--- Information shown ---
>> Start
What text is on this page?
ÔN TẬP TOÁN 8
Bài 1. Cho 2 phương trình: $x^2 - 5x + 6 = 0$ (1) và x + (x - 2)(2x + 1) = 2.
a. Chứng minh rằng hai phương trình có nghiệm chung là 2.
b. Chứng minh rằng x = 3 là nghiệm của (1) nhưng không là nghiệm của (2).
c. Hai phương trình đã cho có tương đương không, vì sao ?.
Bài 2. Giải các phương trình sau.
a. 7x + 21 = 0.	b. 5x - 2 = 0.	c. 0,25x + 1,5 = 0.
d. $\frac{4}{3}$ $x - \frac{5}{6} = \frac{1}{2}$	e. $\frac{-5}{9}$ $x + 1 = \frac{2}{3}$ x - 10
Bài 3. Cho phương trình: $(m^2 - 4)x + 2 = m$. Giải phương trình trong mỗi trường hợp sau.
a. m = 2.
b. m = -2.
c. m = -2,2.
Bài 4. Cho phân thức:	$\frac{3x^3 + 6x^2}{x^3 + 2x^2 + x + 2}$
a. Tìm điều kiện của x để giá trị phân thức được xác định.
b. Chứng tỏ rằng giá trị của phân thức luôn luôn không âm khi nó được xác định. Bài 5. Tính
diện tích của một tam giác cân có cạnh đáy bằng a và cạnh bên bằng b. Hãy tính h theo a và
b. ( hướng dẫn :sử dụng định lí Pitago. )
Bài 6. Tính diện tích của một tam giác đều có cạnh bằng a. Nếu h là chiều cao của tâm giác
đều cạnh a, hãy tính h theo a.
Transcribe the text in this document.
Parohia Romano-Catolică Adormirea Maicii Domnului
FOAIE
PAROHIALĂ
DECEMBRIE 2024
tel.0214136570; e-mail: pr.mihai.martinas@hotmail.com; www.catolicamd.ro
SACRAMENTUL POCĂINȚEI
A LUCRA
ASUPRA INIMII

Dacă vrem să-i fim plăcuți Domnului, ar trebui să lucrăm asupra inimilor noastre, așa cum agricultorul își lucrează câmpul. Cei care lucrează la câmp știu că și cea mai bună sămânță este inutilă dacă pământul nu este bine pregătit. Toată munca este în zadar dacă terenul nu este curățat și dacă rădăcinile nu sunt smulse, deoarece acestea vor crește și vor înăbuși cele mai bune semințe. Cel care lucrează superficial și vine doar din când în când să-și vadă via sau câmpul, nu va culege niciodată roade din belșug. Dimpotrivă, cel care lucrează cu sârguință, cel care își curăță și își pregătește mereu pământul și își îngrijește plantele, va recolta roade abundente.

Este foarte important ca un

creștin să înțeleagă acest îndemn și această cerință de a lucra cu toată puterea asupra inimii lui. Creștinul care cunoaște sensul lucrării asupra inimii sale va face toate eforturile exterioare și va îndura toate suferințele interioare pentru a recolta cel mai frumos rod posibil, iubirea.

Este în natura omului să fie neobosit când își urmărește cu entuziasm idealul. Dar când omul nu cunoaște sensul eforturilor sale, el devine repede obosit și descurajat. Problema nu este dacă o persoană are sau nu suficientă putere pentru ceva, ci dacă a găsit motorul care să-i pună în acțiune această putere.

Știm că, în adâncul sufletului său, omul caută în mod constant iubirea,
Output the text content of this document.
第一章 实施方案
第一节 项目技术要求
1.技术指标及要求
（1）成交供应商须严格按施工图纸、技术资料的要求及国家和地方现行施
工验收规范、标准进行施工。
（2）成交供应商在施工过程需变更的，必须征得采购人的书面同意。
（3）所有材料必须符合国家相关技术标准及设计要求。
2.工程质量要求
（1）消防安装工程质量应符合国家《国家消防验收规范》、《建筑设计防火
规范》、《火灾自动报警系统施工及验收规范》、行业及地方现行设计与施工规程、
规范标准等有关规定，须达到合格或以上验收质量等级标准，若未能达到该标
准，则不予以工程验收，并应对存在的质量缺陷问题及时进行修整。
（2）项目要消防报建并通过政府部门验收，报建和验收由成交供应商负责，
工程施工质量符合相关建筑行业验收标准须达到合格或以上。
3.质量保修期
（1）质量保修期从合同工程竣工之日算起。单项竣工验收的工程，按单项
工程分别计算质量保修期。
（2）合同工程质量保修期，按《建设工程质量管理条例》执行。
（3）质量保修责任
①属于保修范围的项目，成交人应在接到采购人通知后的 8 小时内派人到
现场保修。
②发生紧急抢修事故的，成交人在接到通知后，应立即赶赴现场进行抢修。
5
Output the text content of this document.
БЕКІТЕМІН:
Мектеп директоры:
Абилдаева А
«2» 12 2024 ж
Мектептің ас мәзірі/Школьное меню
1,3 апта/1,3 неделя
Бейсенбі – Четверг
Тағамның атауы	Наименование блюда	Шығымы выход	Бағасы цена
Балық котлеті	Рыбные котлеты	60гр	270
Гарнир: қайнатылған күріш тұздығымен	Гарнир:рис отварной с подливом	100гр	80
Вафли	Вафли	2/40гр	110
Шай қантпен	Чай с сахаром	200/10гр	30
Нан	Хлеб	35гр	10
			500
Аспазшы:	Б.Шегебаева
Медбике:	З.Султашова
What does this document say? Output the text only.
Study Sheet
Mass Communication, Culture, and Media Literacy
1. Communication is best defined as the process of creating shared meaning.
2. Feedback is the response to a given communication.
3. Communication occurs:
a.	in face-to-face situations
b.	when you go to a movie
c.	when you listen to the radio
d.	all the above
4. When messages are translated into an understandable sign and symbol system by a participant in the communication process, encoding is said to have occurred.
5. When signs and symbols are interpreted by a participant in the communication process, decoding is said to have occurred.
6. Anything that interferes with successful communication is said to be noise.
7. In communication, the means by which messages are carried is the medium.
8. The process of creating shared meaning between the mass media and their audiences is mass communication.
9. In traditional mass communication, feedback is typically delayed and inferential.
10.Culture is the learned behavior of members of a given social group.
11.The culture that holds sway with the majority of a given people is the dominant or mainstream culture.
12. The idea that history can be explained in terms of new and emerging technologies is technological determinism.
>> End
--- What is being asked ---
Pick out all lines containing the string "meaning".

--- Solution below ---
1. Communication is best defined as the process of creating shared meaning.
8. The process of creating shared meaning between the mass media and their audiences is mass communication.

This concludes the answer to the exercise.